Consegna 1:
Risponda in base all'intervista:
(a) Di quale centro del CREA è direttore Luigi Cattivelli?
(b) Di quale università è lo studio letto dall'intervistato?
(c) Quale esempio di meccanismo passivo viene fornito?
Consegna 2: Trascriva fedelmente il passo dell'intervista compreso tra "Affrontiamo il tema" e "come la plastica?", estremi inclusi.

Testo di riferimento:
□ □ □ □

Affrontiamo il tema nuovamente, questa volta con un genomico, il prof. Luigi Cattivelli, direttore del Centro di Ricerca Genomica e Bio-informatica del CREA, per capire i possibili sviluppi in campo genetico in risposta a questo problema emergente.
– Dott. Cattivelli, come proteggersi, a livello genomico, da questo inquinante. Allo stato dell’arte, ad esempio, è possibile immaginare dei semi ‘smart’, ossia intelligenti, capaci di selezionare gli input ‘negativi’ (inquinanti) che assorbe la pianta, come la plastica?
“Ho letto lo studio dell’Università di Catania e ho fatto un check in letteratura e nelle ricerche genomiche in corso. Che io sappia, al momento, non credo che esista un progetto che riguardi gli smart seeds. Penso però che forse genomicamente siano fattibili. Forse. Bisogna, però, avere a disposizione più dati, ad esempio studi che dimostrino, a livello molecolare, come fanno le nanoplastiche ad entrare nelle piante. Al momento non c’è nulla al riguardo che permetta di sviluppare una pianta in grado di bloccare le nanoplastiche. Lo studio dell’Università di Catania ha aperto un mondo nuovo tutto da scoprire”.
– Riesce ad immaginare un’alternativa agli smart seeds per proteggersi dalle plastiche invisibili?
“Si potrebbe andare ad interferire sui meccanismi che interagiscono con la pianta per fare assorbire le nanoplastiche in base al fatto che siano passivi o attivi”.
– Di che cosa si tratta?
“Un meccanismo passivo, ad esempio, è il flusso dell’acqua che entra dalle radici. Mentre un meccanismo attivo è quello che riesce ad inglobare le nanoplastiche dentro le cellule. Nel primo caso si potrebbe lavorare sull’ambiente che ospita la pianta. Nel secondo sui meccanismi molecolari. Ma ripeto, è un lavoro tutto nuovo e al riguardo c’è pochissima letteratura. Fino a ieri, le nanoplatiche non costituivano un problema in agricoltura”.
– Pensa di poter avviare una ricerca genomica a tal riguardo, tanto più che siamo in una fase di revisione dei regolamenti europei sia sulle new breeding tecnologies che sulle nanoplastiche?

□ □ □ □

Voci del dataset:

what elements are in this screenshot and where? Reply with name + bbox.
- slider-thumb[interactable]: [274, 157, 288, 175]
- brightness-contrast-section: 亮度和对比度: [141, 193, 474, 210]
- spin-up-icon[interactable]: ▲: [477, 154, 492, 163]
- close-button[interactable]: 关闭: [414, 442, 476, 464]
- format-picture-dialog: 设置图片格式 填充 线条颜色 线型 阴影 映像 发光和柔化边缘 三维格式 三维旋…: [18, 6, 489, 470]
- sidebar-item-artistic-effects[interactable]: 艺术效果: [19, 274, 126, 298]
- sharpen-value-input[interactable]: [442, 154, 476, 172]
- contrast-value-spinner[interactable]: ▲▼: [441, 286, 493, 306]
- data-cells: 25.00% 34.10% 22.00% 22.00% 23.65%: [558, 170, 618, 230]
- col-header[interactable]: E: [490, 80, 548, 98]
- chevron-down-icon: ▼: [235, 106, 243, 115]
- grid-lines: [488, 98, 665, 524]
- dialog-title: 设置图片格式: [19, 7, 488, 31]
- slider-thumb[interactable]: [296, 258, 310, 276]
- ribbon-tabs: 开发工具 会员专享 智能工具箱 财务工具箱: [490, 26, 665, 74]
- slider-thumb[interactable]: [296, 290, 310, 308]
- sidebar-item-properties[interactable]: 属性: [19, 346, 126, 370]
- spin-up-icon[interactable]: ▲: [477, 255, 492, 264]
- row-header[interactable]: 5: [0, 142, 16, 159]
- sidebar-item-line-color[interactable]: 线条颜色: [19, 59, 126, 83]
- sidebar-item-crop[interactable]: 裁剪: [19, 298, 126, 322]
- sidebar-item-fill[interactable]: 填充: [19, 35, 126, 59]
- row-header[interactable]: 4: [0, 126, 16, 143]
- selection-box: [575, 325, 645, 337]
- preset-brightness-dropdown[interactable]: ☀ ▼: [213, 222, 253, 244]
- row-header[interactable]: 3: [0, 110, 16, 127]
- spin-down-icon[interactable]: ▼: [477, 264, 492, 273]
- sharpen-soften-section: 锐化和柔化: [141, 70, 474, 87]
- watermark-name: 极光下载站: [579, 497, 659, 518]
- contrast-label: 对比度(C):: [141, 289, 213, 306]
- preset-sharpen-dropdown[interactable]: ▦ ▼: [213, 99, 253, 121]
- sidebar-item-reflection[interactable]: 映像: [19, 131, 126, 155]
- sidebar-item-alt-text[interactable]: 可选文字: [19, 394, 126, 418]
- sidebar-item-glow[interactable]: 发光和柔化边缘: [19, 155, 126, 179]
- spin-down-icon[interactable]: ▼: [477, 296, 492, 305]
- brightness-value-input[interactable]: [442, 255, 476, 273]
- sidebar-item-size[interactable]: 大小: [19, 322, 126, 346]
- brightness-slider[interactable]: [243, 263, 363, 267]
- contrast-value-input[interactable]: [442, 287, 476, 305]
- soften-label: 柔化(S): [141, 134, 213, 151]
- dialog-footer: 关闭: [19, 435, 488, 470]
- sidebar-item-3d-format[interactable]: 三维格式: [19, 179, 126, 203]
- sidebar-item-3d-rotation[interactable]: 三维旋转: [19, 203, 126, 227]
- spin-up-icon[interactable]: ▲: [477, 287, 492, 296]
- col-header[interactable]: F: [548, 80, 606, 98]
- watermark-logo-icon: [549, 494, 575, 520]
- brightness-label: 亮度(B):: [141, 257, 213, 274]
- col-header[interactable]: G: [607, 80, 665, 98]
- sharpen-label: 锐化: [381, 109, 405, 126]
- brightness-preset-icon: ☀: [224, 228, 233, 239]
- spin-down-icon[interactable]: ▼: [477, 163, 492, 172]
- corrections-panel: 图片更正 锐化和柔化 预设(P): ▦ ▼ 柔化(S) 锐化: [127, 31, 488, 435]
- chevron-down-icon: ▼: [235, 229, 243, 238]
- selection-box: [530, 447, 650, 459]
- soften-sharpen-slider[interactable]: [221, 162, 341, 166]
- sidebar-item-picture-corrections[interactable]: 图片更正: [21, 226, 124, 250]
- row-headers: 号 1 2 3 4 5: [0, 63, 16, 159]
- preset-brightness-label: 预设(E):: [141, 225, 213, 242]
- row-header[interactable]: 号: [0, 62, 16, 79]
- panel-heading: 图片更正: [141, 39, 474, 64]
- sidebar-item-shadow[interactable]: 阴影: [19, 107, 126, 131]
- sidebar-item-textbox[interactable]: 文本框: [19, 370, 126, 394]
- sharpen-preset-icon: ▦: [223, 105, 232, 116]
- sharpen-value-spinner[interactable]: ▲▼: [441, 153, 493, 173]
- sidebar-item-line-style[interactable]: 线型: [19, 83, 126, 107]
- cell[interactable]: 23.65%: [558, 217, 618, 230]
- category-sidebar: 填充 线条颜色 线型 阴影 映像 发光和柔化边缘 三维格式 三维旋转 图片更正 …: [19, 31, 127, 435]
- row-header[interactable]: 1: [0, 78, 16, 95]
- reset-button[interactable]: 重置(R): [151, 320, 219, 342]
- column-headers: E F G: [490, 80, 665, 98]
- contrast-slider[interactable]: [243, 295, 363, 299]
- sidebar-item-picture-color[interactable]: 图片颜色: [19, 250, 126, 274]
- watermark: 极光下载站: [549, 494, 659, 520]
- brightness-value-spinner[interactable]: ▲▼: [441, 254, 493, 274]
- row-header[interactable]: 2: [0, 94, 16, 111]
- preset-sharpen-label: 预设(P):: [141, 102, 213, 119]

□ □ □ □

Spazio risposta 1:
(a) Del Centro di Ricerca Genomica e Bio-informatica.
(b) Dell'Università di Catania.
(c) Il flusso dell'acqua che entra dalle radici.

Spazio risposta 2:
Affrontiamo il tema nuovamente, questa volta con un genomico, il prof. Luigi Cattivelli, direttore del Centro di Ricerca Genomica e Bio-informatica del CREA, per capire i possibili sviluppi in campo genetico in risposta a questo problema emergente.
– Dott. Cattivelli, come proteggersi, a livello genomico, da questo inquinante. Allo stato dell’arte, ad esempio, è possibile immaginare dei semi ‘smart’, ossia intelligenti, capaci di selezionare gli input ‘negativi’ (inquinanti) che assorbe la pianta, come la plastica?